INPUT RECORDS →
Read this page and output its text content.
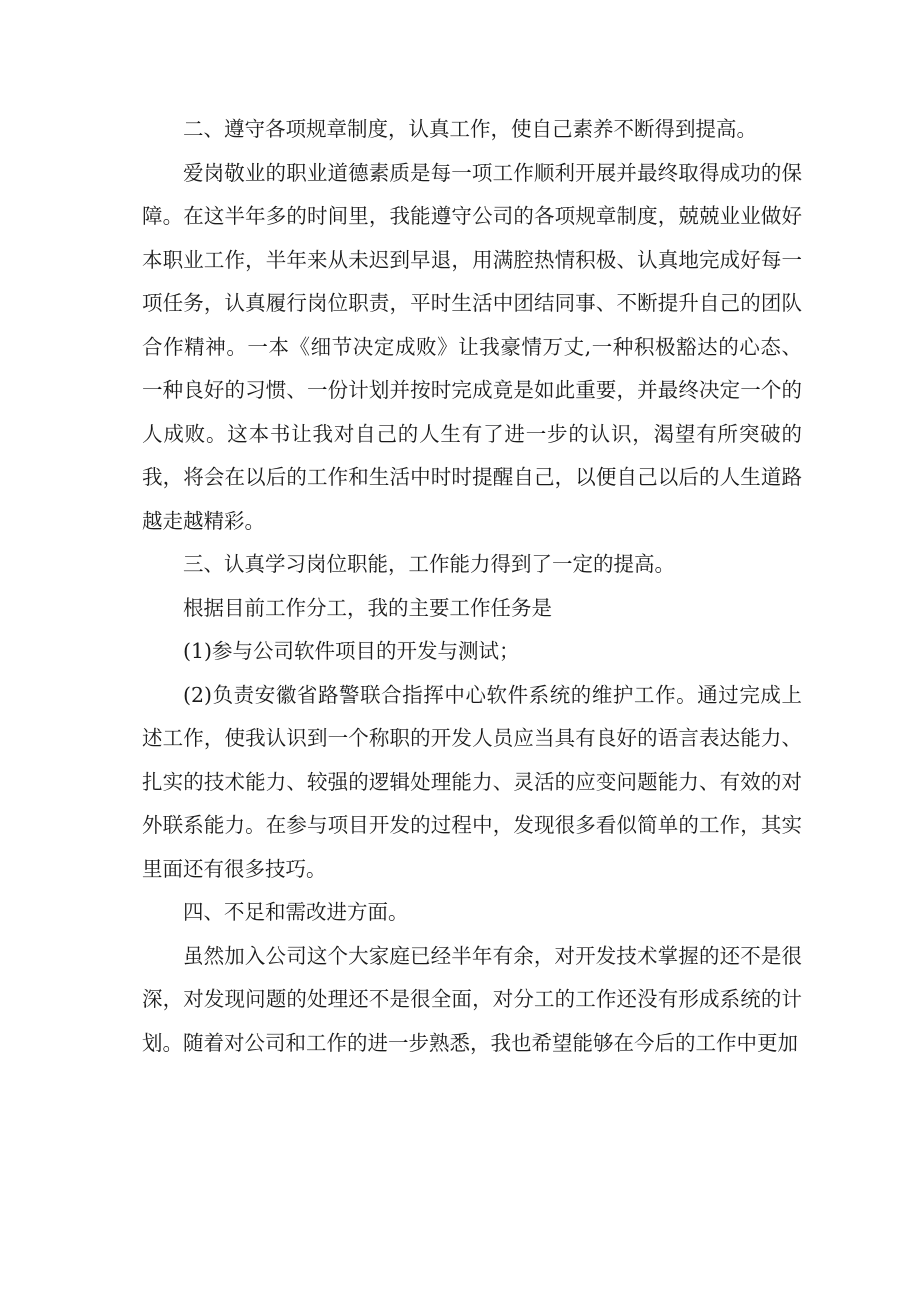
二、遵守各项规章制度，认真工作，使自己素养不断得到提高。

爱岗敬业的职业道德素质是每一项工作顺利开展并最终取得成功的保障。在这半年多的时间里，我能遵守公司的各项规章制度，兢兢业业做好本职业工作，半年来从未迟到早退，用满腔热情积极、认真地完成好每一项任务，认真履行岗位职责，平时生活中团结同事、不断提升自己的团队合作精神。一本《细节决定成败》让我豪情万丈,一种积极豁达的心态、一种良好的习惯、一份计划并按时完成竟是如此重要，并最终决定一个的人成败。这本书让我对自己的人生有了进一步的认识，渴望有所突破的我，将会在以后的工作和生活中时时提醒自己，以便自己以后的人生道路越走越精彩。

三、认真学习岗位职能，工作能力得到了一定的提高。

根据目前工作分工，我的主要工作任务是

(1)参与公司软件项目的开发与测试；

(2)负责安徽省路警联合指挥中心软件系统的维护工作。通过完成上述工作，使我认识到一个称职的开发人员应当具有良好的语言表达能力、扎实的技术能力、较强的逻辑处理能力、灵活的应变问题能力、有效的对外联系能力。在参与项目开发的过程中，发现很多看似简单的工作，其实里面还有很多技巧。

四、不足和需改进方面。

虽然加入公司这个大家庭已经半年有余，对开发技术掌握的还不是很深，对发现问题的处理还不是很全面，对分工的工作还没有形成系统的计划。随着对公司和工作的进一步熟悉，我也希望能够在今后的工作中更加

WRITTEN REQUEST →
Exact duplication of all the records is required; pictures are omitted from the copy.

TASK RESPONSE →
Read this page and output its text content.
二、遵守各项规章制度，认真工作，使自己素养不断得到提高。

爱岗敬业的职业道德素质是每一项工作顺利开展并最终取得成功的保障。在这半年多的时间里，我能遵守公司的各项规章制度，兢兢业业做好本职业工作，半年来从未迟到早退，用满腔热情积极、认真地完成好每一项任务，认真履行岗位职责，平时生活中团结同事、不断提升自己的团队合作精神。一本《细节决定成败》让我豪情万丈,一种积极豁达的心态、一种良好的习惯、一份计划并按时完成竟是如此重要，并最终决定一个的人成败。这本书让我对自己的人生有了进一步的认识，渴望有所突破的我，将会在以后的工作和生活中时时提醒自己，以便自己以后的人生道路越走越精彩。

三、认真学习岗位职能，工作能力得到了一定的提高。

根据目前工作分工，我的主要工作任务是

(1)参与公司软件项目的开发与测试；

(2)负责安徽省路警联合指挥中心软件系统的维护工作。通过完成上述工作，使我认识到一个称职的开发人员应当具有良好的语言表达能力、扎实的技术能力、较强的逻辑处理能力、灵活的应变问题能力、有效的对外联系能力。在参与项目开发的过程中，发现很多看似简单的工作，其实里面还有很多技巧。

四、不足和需改进方面。

虽然加入公司这个大家庭已经半年有余，对开发技术掌握的还不是很深，对发现问题的处理还不是很全面，对分工的工作还没有形成系统的计划。随着对公司和工作的进一步熟悉，我也希望能够在今后的工作中更加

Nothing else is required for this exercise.